GIVEN TASK - Copy out all lines with the word "projections" in them.

[Source data]
START

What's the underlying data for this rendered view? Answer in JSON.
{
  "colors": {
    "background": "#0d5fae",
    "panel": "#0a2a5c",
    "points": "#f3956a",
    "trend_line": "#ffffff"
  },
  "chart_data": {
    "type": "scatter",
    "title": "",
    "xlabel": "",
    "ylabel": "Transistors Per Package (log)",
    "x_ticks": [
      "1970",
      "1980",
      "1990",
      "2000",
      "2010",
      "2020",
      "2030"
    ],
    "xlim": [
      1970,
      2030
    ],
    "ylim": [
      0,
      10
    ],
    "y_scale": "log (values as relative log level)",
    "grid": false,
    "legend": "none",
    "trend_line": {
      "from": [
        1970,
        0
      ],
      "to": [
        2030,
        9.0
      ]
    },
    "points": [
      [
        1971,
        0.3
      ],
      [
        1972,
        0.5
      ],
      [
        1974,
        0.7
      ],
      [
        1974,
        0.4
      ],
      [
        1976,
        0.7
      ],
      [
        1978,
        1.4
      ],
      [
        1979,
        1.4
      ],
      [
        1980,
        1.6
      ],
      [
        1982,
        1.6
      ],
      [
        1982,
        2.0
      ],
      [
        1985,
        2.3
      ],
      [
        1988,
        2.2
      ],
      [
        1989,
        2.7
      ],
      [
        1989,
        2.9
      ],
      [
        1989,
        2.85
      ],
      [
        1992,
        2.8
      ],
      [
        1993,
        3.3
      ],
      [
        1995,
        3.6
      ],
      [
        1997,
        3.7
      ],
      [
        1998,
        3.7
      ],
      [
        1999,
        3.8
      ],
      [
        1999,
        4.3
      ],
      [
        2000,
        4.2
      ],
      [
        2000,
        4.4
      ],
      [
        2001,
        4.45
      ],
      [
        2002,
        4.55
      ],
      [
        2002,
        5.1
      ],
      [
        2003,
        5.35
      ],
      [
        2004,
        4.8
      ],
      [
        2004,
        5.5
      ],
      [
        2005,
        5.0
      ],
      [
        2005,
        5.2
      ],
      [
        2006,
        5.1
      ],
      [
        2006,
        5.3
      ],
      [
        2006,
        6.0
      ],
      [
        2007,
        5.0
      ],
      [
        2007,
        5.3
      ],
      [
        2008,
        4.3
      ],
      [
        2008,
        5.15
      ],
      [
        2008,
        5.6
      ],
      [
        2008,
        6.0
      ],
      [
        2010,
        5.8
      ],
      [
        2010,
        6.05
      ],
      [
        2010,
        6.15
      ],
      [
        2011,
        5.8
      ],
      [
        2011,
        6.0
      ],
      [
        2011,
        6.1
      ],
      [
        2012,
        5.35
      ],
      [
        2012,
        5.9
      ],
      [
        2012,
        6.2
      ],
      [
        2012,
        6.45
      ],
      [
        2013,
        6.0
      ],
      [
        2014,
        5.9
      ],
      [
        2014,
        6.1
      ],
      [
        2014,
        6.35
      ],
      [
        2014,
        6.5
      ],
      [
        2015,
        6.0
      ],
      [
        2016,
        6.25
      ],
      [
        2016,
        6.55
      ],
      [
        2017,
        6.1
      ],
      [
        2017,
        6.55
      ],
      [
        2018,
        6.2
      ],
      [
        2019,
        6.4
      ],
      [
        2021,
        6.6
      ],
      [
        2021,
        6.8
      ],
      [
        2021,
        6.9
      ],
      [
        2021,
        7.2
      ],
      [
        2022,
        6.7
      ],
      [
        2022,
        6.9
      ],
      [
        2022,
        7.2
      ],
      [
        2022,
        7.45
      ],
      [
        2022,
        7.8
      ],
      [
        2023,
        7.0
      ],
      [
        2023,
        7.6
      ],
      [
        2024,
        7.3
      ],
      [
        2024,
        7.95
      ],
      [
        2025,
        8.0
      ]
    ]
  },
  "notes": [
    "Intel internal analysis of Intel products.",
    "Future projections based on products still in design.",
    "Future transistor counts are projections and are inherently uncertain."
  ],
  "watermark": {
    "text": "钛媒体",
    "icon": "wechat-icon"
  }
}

END

WRITTEN RESPONSE -
    "Future projections based on products still in design.",
    "Future transistor counts are projections and are inherently uncertain."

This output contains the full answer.